== Material for this exercise ==

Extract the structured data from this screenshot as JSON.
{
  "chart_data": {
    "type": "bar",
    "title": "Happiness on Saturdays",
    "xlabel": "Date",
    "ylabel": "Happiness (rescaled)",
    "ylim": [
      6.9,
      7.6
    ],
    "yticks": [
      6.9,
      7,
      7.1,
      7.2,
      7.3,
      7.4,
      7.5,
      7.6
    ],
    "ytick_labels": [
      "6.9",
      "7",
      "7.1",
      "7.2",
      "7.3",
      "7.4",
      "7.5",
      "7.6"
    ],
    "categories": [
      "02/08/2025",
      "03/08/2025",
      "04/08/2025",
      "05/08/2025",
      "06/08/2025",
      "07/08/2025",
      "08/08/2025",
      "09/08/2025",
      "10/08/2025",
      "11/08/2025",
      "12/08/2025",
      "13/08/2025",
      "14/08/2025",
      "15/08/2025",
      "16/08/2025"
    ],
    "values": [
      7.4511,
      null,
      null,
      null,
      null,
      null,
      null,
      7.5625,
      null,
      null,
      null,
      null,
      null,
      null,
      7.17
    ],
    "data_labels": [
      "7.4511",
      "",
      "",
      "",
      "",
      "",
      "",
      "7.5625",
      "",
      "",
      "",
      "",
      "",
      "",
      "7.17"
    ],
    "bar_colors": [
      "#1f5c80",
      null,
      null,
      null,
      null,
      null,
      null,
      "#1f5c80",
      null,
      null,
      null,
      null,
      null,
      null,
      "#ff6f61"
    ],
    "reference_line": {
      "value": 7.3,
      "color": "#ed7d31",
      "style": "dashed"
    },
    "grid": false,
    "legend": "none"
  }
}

== Problem ==
Where a line in the material contains "Happiness", copy that line.

== Expected answer ==
    "title": "Happiness on Saturdays",
    "ylabel": "Happiness (rescaled)",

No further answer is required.